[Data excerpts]
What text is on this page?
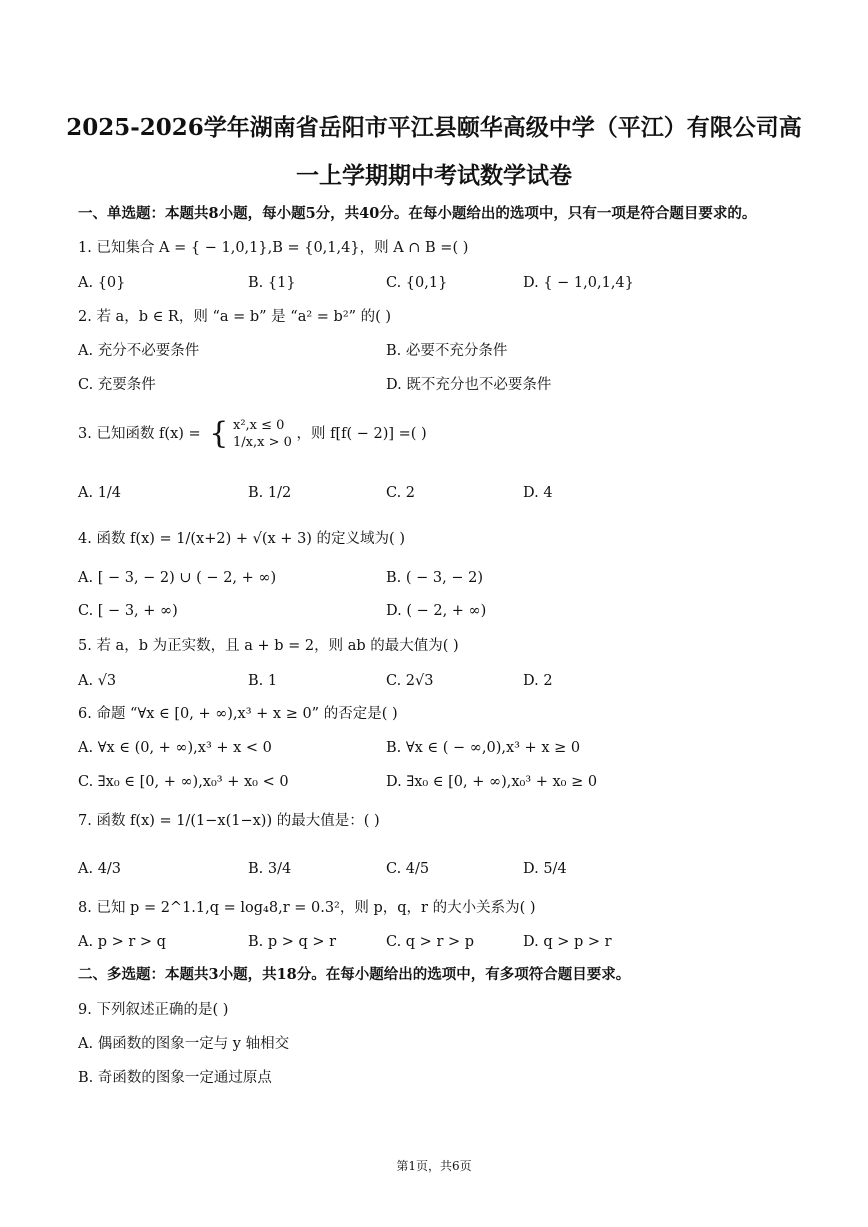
2025-2026学年湖南省岳阳市平江县颐华高级中学（平江）有限公司高
一上学期期中考试数学试卷
一、单选题：本题共8小题，每小题5分，共40分。在每小题给出的选项中，只有一项是符合题目要求的。
1. 已知集合 A = { − 1,0,1},B = {0,1,4}，则 A ∩ B =( )
A. {0}	B. {1}	C. {0,1}	D. { − 1,0,1,4}
2. 若 a，b ∈ R，则 “a = b” 是 “a² = b²” 的( )
A. 充分不必要条件	B. 必要不充分条件
C. 充要条件	D. 既不充分也不必要条件
3. 已知函数 f(x) = { x²,x ≤ 0
1/x,x > 0
，则 f[f( − 2)] =( )
A. 1/4	B. 1/2	C. 2	D. 4
4. 函数 f(x) = 1/(x+2) + √(x + 3) 的定义域为( )
A. [ − 3, − 2) ∪ ( − 2, + ∞)	B. ( − 3, − 2)
C. [ − 3, + ∞)	D. ( − 2, + ∞)
5. 若 a，b 为正实数，且 a + b = 2，则 ab 的最大值为( )
A. √3	B. 1	C. 2√3	D. 2
6. 命题 “∀x ∈ [0, + ∞),x³ + x ≥ 0” 的否定是( )
A. ∀x ∈ (0, + ∞),x³ + x < 0	B. ∀x ∈ ( − ∞,0),x³ + x ≥ 0
C. ∃x₀ ∈ [0, + ∞),x₀³ + x₀ < 0	D. ∃x₀ ∈ [0, + ∞),x₀³ + x₀ ≥ 0
7. 函数 f(x) = 1/(1−x(1−x)) 的最大值是：( )
A. 4/3	B. 3/4	C. 4/5	D. 5/4
8. 已知 p = 2^1.1,q = log₄8,r = 0.3²，则 p，q，r 的大小关系为( )
A. p > r > q	B. p > q > r	C. q > r > p	D. q > p > r
二、多选题：本题共3小题，共18分。在每小题给出的选项中，有多项符合题目要求。
9. 下列叙述正确的是( )
A. 偶函数的图象一定与 y 轴相交
B. 奇函数的图象一定通过原点
第1页，共6页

▸ The task
Pull out every line containing "在每小题给出的选项中".

▸ Solved problem
一、单选题：本题共8小题，每小题5分，共40分。在每小题给出的选项中，只有一项是符合题目要求的。
二、多选题：本题共3小题，共18分。在每小题给出的选项中，有多项符合题目要求。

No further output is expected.